**TO DO**
Reproduce all entries verbatim, with nothing added or dropped.

— begin EXTRACTED DATA —

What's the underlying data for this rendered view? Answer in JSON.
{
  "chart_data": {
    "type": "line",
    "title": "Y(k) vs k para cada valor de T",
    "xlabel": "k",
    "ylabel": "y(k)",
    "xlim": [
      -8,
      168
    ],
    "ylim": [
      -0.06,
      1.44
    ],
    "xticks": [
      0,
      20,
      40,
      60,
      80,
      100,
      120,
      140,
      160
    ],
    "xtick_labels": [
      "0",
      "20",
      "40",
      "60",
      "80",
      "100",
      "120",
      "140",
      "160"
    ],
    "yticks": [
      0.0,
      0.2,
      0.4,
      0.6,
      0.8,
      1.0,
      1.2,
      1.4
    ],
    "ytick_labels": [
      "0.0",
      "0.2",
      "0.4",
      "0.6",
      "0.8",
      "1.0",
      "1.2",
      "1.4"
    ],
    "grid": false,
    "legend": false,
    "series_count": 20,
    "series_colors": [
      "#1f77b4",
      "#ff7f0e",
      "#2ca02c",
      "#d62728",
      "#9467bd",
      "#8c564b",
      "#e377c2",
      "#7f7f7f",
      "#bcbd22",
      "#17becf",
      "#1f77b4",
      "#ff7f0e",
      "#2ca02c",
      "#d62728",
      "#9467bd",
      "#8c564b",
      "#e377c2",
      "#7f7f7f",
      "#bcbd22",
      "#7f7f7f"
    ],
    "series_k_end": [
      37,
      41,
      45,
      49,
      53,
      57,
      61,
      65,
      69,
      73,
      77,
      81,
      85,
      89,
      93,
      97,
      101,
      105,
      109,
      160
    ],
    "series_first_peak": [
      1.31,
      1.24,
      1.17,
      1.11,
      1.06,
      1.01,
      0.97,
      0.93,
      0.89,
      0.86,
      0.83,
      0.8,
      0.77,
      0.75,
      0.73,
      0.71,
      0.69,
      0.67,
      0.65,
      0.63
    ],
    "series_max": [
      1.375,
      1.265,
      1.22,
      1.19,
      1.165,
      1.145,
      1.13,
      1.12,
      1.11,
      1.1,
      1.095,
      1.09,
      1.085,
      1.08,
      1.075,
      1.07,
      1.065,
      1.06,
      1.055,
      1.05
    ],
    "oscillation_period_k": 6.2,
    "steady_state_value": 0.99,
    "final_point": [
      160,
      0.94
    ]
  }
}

— end EXTRACTED DATA —

**OUTPUT OF THE TASK**
What's the underlying data for this rendered view? Answer in JSON.
{
  "chart_data": {
    "type": "line",
    "title": "Y(k) vs k para cada valor de T",
    "xlabel": "k",
    "ylabel": "y(k)",
    "xlim": [
      -8,
      168
    ],
    "ylim": [
      -0.06,
      1.44
    ],
    "xticks": [
      0,
      20,
      40,
      60,
      80,
      100,
      120,
      140,
      160
    ],
    "xtick_labels": [
      "0",
      "20",
      "40",
      "60",
      "80",
      "100",
      "120",
      "140",
      "160"
    ],
    "yticks": [
      0.0,
      0.2,
      0.4,
      0.6,
      0.8,
      1.0,
      1.2,
      1.4
    ],
    "ytick_labels": [
      "0.0",
      "0.2",
      "0.4",
      "0.6",
      "0.8",
      "1.0",
      "1.2",
      "1.4"
    ],
    "grid": false,
    "legend": false,
    "series_count": 20,
    "series_colors": [
      "#1f77b4",
      "#ff7f0e",
      "#2ca02c",
      "#d62728",
      "#9467bd",
      "#8c564b",
      "#e377c2",
      "#7f7f7f",
      "#bcbd22",
      "#17becf",
      "#1f77b4",
      "#ff7f0e",
      "#2ca02c",
      "#d62728",
      "#9467bd",
      "#8c564b",
      "#e377c2",
      "#7f7f7f",
      "#bcbd22",
      "#7f7f7f"
    ],
    "series_k_end": [
      37,
      41,
      45,
      49,
      53,
      57,
      61,
      65,
      69,
      73,
      77,
      81,
      85,
      89,
      93,
      97,
      101,
      105,
      109,
      160
    ],
    "series_first_peak": [
      1.31,
      1.24,
      1.17,
      1.11,
      1.06,
      1.01,
      0.97,
      0.93,
      0.89,
      0.86,
      0.83,
      0.8,
      0.77,
      0.75,
      0.73,
      0.71,
      0.69,
      0.67,
      0.65,
      0.63
    ],
    "series_max": [
      1.375,
      1.265,
      1.22,
      1.19,
      1.165,
      1.145,
      1.13,
      1.12,
      1.11,
      1.1,
      1.095,
      1.09,
      1.085,
      1.08,
      1.075,
      1.07,
      1.065,
      1.06,
      1.055,
      1.05
    ],
    "oscillation_period_k": 6.2,
    "steady_state_value": 0.99,
    "final_point": [
      160,
      0.94
    ]
  }
}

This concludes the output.